(Records that describe figures):
═══

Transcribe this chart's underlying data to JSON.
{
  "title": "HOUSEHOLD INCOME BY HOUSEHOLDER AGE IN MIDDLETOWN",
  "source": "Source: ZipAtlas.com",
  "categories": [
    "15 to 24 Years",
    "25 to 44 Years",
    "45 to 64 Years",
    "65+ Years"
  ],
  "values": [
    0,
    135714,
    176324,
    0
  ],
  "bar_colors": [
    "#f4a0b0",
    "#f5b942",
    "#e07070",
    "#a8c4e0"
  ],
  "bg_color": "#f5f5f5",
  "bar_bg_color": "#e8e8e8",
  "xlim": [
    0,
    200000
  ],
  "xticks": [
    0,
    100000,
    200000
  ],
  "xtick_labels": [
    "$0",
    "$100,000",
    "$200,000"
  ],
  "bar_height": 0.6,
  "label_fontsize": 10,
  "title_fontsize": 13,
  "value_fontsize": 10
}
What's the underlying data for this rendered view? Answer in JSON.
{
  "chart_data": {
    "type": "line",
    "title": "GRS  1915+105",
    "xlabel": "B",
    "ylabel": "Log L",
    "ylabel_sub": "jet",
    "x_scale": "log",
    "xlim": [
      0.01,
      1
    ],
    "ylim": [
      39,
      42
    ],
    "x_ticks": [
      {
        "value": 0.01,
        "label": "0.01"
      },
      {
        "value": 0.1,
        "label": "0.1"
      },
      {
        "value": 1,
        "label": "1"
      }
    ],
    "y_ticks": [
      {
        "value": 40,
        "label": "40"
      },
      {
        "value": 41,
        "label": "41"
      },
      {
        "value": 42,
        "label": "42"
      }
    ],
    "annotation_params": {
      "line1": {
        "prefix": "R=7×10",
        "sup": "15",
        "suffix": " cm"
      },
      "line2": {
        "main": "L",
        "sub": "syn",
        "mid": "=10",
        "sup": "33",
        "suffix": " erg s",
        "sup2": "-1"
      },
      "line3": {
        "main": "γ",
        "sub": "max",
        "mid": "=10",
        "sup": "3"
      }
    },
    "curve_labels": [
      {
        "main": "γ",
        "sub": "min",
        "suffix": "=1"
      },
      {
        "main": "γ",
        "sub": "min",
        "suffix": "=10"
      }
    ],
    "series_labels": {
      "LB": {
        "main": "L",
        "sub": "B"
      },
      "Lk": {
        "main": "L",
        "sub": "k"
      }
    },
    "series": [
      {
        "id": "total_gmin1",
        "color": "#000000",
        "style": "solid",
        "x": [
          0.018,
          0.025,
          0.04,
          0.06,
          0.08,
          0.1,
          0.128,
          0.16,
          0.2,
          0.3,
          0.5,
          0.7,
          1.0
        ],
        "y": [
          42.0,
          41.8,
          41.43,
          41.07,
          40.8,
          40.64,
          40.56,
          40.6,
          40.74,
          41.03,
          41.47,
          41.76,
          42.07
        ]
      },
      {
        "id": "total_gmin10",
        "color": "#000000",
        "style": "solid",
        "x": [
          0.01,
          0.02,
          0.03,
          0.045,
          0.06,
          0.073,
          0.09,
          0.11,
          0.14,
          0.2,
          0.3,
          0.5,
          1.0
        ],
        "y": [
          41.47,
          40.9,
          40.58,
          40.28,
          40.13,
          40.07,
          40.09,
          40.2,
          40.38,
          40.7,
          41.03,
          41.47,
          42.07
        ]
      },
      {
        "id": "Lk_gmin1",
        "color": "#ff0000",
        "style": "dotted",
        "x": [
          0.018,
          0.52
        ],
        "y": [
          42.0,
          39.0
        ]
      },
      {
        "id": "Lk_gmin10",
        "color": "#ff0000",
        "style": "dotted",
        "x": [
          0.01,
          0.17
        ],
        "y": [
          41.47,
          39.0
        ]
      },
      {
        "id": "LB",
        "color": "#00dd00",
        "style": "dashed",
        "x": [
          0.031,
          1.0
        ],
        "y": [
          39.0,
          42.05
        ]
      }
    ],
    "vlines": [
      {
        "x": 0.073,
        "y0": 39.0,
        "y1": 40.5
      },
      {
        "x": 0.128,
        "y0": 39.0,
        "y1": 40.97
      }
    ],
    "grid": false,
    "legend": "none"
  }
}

═══

(PROBLEM DESCRIPTION): Identify which lines contain the word "suffix" and copy each one.

(RESULT OF THE TASK):
        "suffix": " cm"
        "suffix": " erg s",
        "suffix": "=1"
        "suffix": "=10"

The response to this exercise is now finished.